MATERIAL:
◆ ◆ ◆ ◆ ◆ ◆ ◆
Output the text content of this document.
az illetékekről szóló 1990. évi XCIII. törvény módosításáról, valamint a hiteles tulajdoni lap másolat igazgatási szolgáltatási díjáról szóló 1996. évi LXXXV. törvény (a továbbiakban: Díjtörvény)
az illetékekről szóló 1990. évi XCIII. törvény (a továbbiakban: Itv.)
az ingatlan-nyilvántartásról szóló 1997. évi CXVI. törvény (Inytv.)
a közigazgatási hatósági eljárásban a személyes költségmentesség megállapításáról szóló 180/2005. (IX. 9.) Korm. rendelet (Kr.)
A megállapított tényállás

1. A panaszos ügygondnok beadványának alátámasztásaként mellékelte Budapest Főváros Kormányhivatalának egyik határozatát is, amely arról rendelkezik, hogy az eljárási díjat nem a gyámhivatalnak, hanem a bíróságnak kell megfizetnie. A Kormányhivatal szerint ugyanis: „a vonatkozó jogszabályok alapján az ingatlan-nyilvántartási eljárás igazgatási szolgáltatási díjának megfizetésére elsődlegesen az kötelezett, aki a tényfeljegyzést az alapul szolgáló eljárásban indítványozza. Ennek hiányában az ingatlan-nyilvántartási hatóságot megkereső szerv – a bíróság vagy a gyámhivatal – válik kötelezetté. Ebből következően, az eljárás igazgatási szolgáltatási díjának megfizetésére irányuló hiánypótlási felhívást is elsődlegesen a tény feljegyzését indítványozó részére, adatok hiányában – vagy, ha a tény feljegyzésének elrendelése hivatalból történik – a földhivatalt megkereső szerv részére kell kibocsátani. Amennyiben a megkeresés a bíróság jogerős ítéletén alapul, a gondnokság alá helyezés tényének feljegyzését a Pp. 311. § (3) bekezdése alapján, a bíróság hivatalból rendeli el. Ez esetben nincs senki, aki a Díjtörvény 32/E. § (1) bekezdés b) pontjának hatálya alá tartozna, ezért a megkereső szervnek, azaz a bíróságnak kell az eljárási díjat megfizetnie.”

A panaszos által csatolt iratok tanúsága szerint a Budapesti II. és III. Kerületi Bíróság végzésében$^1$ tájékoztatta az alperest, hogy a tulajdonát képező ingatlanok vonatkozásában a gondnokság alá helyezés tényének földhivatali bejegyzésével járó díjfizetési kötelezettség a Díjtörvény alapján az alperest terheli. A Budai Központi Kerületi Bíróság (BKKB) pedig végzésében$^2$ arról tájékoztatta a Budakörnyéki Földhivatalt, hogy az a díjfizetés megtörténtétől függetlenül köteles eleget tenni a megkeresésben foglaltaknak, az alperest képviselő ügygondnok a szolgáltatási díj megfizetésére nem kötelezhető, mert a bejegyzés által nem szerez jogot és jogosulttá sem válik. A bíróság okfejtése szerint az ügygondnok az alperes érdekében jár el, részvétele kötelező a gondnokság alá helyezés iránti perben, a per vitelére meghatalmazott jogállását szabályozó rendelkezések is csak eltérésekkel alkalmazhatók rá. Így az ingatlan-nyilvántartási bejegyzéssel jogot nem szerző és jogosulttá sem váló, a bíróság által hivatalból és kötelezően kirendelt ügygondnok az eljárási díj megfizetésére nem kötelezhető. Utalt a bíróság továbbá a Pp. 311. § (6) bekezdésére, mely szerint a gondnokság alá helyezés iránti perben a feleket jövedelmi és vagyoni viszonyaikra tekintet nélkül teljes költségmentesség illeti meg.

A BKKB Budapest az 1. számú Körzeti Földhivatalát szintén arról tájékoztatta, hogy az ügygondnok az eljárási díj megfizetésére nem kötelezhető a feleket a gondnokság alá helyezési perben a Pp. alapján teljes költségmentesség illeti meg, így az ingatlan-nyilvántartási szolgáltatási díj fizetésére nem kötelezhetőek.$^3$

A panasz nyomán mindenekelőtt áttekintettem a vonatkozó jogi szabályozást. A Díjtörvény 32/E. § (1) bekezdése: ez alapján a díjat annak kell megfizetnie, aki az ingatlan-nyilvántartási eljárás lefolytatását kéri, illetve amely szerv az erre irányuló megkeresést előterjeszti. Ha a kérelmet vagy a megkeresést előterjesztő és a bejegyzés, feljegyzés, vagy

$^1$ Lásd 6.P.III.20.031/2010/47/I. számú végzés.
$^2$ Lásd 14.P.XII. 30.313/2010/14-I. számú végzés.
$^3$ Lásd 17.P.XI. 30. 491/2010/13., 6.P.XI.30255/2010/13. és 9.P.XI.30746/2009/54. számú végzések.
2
◆ ◆ ◆ ◆ ◆ ◆ ◆
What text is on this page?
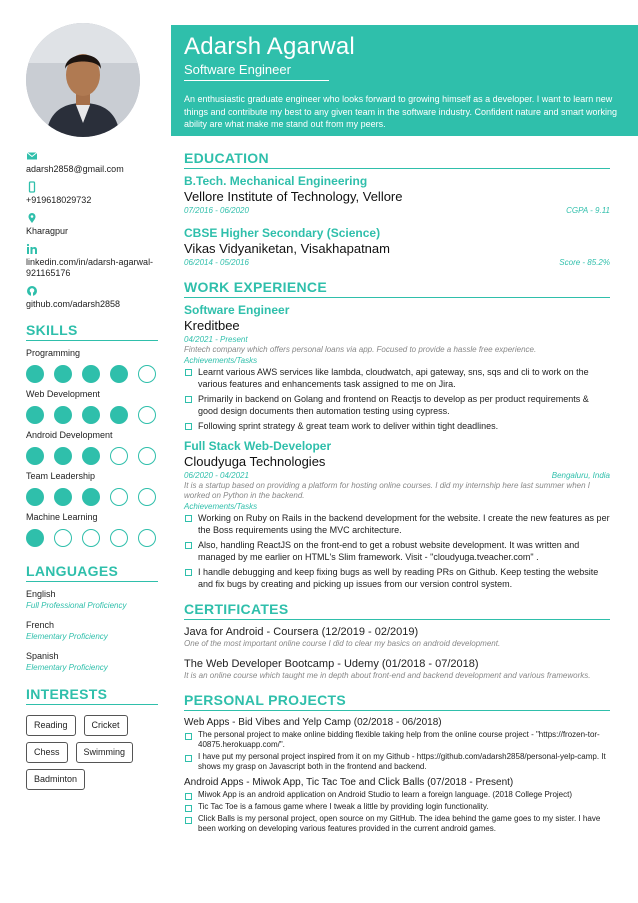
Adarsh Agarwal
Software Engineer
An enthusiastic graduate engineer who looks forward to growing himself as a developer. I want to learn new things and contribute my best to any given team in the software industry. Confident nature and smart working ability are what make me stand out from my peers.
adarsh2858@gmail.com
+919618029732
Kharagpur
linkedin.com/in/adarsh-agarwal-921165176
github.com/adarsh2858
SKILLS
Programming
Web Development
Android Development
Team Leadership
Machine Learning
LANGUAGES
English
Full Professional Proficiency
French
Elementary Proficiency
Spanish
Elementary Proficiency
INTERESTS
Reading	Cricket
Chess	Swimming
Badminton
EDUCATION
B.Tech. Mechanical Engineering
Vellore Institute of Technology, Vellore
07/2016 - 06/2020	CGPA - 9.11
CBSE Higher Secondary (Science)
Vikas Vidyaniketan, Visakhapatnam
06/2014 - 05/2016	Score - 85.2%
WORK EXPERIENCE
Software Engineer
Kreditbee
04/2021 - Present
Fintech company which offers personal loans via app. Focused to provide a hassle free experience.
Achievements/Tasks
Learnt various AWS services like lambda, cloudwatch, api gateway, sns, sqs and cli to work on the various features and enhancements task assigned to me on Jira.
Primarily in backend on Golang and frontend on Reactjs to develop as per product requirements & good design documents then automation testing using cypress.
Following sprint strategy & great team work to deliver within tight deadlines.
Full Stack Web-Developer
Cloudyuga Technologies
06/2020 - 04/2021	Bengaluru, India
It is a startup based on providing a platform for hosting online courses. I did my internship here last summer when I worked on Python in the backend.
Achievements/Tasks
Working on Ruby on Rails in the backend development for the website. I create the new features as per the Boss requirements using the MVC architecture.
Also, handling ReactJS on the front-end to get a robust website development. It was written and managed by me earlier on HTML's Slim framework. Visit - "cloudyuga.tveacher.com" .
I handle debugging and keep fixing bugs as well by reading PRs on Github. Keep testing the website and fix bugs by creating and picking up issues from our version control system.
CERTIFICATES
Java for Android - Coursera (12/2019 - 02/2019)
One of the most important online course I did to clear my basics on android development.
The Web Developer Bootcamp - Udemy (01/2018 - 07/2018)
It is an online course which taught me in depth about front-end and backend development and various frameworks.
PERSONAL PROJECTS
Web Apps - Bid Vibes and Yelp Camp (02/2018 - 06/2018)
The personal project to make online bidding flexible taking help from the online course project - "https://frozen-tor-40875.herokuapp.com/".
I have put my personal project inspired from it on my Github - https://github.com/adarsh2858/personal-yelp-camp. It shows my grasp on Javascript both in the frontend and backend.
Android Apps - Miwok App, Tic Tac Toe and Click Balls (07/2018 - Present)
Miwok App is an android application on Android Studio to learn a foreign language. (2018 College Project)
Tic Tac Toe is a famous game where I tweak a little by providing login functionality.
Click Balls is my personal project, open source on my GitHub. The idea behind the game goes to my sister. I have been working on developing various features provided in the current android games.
◆ ◆ ◆ ◆ ◆ ◆ ◆
STATED TASK:
Among the entries above, identify all lines with "requirements" and copy them.

COMPLETE OUTPUT:
Primarily in backend on Golang and frontend on Reactjs to develop as per product requirements & good design documents then automation testing using cypress.
Working on Ruby on Rails in the backend development for the website. I create the new features as per the Boss requirements using the MVC architecture.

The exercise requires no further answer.